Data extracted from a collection
* begin *

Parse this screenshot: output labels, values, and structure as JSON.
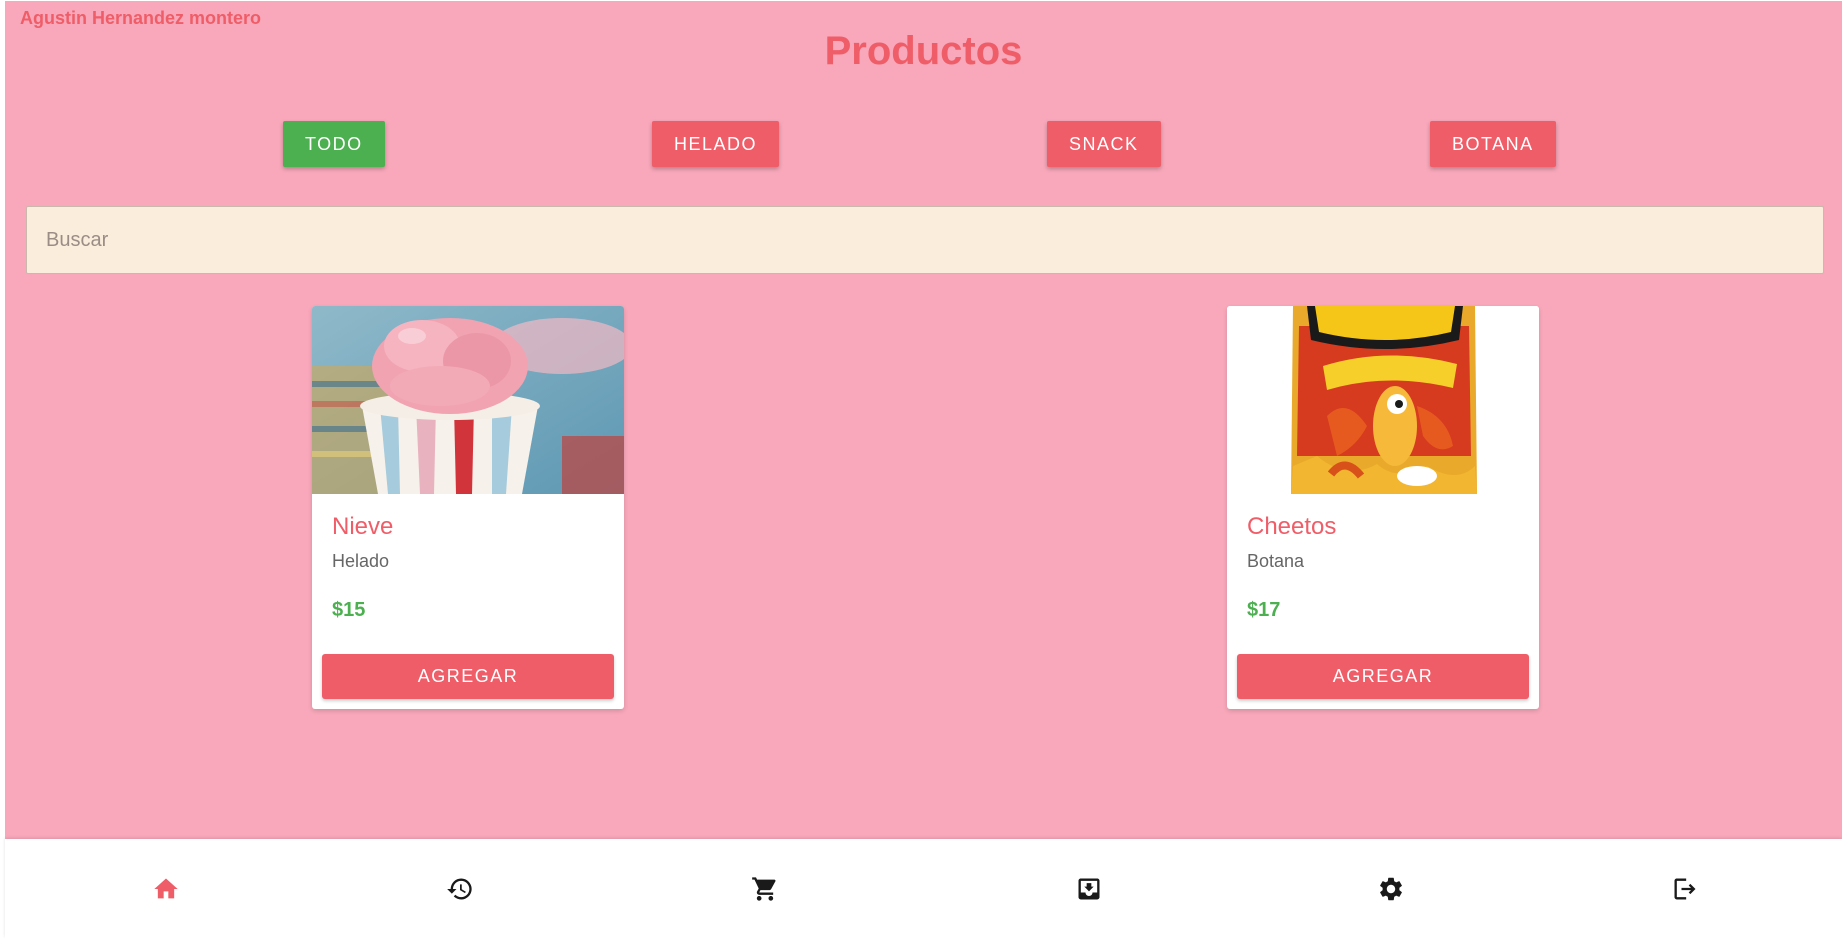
{
  "header": {
    "user_name": "Agustin Hernandez montero",
    "page_title": "Productos"
  },
  "filters": [
    {
      "label": "TODO",
      "active": true
    },
    {
      "label": "HELADO",
      "active": false
    },
    {
      "label": "SNACK",
      "active": false
    },
    {
      "label": "BOTANA",
      "active": false
    }
  ],
  "search": {
    "placeholder": "Buscar",
    "value": ""
  },
  "products": [
    {
      "name": "Nieve",
      "category": "Helado",
      "price": "$15",
      "button_label": "AGREGAR",
      "image": "ice-cream-cup"
    },
    {
      "name": "Cheetos",
      "category": "Botana",
      "price": "$17",
      "button_label": "AGREGAR",
      "image": "cheetos-bag"
    }
  ],
  "bottom_nav": [
    {
      "icon": "home-icon",
      "active": true
    },
    {
      "icon": "history-icon",
      "active": false
    },
    {
      "icon": "cart-icon",
      "active": false
    },
    {
      "icon": "inbox-download-icon",
      "active": false
    },
    {
      "icon": "gear-icon",
      "active": false
    },
    {
      "icon": "logout-icon",
      "active": false
    }
  ],
  "colors": {
    "background": "#f8a8ba",
    "accent": "#ef5d68",
    "active_filter": "#4caf50",
    "price": "#4caf50",
    "search_background": "#fbeddc"
  }
}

* end *

Using the material above, return every line exactly as it appears, minus the pictures.

Parse this screenshot: output labels, values, and structure as JSON.
{
  "header": {
    "user_name": "Agustin Hernandez montero",
    "page_title": "Productos"
  },
  "filters": [
    {
      "label": "TODO",
      "active": true
    },
    {
      "label": "HELADO",
      "active": false
    },
    {
      "label": "SNACK",
      "active": false
    },
    {
      "label": "BOTANA",
      "active": false
    }
  ],
  "search": {
    "placeholder": "Buscar",
    "value": ""
  },
  "products": [
    {
      "name": "Nieve",
      "category": "Helado",
      "price": "$15",
      "button_label": "AGREGAR",
      "image": "ice-cream-cup"
    },
    {
      "name": "Cheetos",
      "category": "Botana",
      "price": "$17",
      "button_label": "AGREGAR",
      "image": "cheetos-bag"
    }
  ],
  "bottom_nav": [
    {
      "icon": "home-icon",
      "active": true
    },
    {
      "icon": "history-icon",
      "active": false
    },
    {
      "icon": "cart-icon",
      "active": false
    },
    {
      "icon": "inbox-download-icon",
      "active": false
    },
    {
      "icon": "gear-icon",
      "active": false
    },
    {
      "icon": "logout-icon",
      "active": false
    }
  ],
  "colors": {
    "background": "#f8a8ba",
    "accent": "#ef5d68",
    "active_filter": "#4caf50",
    "price": "#4caf50",
    "search_background": "#fbeddc"
  }
}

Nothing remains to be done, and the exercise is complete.